_DIRECTIONS FOR THIS TASK_
Copy out the complete listing, word for word.
*** MATERIAL FOR THE TASK
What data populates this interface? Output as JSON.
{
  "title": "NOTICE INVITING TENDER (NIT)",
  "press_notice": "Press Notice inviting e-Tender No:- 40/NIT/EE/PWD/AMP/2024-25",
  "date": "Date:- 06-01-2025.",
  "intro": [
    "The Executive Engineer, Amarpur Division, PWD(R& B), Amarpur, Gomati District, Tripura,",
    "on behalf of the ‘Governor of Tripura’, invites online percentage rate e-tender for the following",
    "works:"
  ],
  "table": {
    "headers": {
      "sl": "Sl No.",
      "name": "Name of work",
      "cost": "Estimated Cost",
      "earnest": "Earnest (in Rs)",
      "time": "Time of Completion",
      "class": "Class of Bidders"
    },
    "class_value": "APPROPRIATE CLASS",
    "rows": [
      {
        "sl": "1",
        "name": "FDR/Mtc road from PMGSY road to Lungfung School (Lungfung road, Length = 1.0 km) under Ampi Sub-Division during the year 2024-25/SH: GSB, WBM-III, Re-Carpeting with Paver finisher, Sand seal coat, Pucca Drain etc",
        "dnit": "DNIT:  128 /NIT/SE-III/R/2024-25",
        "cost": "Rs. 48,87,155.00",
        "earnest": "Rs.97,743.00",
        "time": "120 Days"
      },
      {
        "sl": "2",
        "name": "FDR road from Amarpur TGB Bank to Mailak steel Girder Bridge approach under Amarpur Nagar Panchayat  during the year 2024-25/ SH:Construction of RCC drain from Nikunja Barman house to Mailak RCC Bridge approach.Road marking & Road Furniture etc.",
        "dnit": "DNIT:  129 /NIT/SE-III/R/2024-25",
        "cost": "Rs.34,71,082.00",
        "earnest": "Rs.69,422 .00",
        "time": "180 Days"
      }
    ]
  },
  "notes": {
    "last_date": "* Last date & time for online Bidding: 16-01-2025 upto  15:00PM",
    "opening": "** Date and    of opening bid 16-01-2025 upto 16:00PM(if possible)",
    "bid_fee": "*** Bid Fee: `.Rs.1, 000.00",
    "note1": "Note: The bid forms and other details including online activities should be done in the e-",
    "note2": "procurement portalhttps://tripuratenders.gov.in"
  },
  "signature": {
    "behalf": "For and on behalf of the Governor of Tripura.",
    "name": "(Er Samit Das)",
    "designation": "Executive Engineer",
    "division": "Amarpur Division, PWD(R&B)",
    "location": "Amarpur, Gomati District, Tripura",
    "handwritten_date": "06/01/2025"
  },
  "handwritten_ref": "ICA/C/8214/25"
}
******
_SOLVED PROBLEM_
What data populates this interface? Output as JSON.
{
  "title": "NOTICE INVITING TENDER (NIT)",
  "press_notice": "Press Notice inviting e-Tender No:- 40/NIT/EE/PWD/AMP/2024-25",
  "date": "Date:- 06-01-2025.",
  "intro": [
    "The Executive Engineer, Amarpur Division, PWD(R& B), Amarpur, Gomati District, Tripura,",
    "on behalf of the ‘Governor of Tripura’, invites online percentage rate e-tender for the following",
    "works:"
  ],
  "table": {
    "headers": {
      "sl": "Sl No.",
      "name": "Name of work",
      "cost": "Estimated Cost",
      "earnest": "Earnest (in Rs)",
      "time": "Time of Completion",
      "class": "Class of Bidders"
    },
    "class_value": "APPROPRIATE CLASS",
    "rows": [
      {
        "sl": "1",
        "name": "FDR/Mtc road from PMGSY road to Lungfung School (Lungfung road, Length = 1.0 km) under Ampi Sub-Division during the year 2024-25/SH: GSB, WBM-III, Re-Carpeting with Paver finisher, Sand seal coat, Pucca Drain etc",
        "dnit": "DNIT:  128 /NIT/SE-III/R/2024-25",
        "cost": "Rs. 48,87,155.00",
        "earnest": "Rs.97,743.00",
        "time": "120 Days"
      },
      {
        "sl": "2",
        "name": "FDR road from Amarpur TGB Bank to Mailak steel Girder Bridge approach under Amarpur Nagar Panchayat  during the year 2024-25/ SH:Construction of RCC drain from Nikunja Barman house to Mailak RCC Bridge approach.Road marking & Road Furniture etc.",
        "dnit": "DNIT:  129 /NIT/SE-III/R/2024-25",
        "cost": "Rs.34,71,082.00",
        "earnest": "Rs.69,422 .00",
        "time": "180 Days"
      }
    ]
  },
  "notes": {
    "last_date": "* Last date & time for online Bidding: 16-01-2025 upto  15:00PM",
    "opening": "** Date and    of opening bid 16-01-2025 upto 16:00PM(if possible)",
    "bid_fee": "*** Bid Fee: `.Rs.1, 000.00",
    "note1": "Note: The bid forms and other details including online activities should be done in the e-",
    "note2": "procurement portalhttps://tripuratenders.gov.in"
  },
  "signature": {
    "behalf": "For and on behalf of the Governor of Tripura.",
    "name": "(Er Samit Das)",
    "designation": "Executive Engineer",
    "division": "Amarpur Division, PWD(R&B)",
    "location": "Amarpur, Gomati District, Tripura",
    "handwritten_date": "06/01/2025"
  },
  "handwritten_ref": "ICA/C/8214/25"
}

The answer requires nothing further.